§ Information given:
-------------------------
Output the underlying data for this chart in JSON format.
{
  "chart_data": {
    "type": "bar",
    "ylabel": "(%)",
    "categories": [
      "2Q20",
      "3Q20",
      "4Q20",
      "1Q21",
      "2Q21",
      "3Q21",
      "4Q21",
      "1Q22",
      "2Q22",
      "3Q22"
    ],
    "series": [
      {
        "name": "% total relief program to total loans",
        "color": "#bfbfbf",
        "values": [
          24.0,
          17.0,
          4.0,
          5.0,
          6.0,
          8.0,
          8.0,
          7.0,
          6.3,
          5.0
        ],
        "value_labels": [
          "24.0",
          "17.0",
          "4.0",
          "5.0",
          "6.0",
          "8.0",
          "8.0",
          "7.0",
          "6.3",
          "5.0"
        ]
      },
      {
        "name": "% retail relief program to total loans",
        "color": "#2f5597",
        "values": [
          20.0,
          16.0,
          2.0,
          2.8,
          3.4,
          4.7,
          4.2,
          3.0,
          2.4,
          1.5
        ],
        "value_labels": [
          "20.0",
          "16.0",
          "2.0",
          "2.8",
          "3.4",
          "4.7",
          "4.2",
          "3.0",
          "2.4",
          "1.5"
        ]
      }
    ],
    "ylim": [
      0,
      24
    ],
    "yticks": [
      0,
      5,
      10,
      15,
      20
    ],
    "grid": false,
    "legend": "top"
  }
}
-------------------------
§ Written instruction: Select and copy each line from the data that includes the word "relief".

§ Task response:
        "name": "% total relief program to total loans",
        "name": "% retail relief program to total loans",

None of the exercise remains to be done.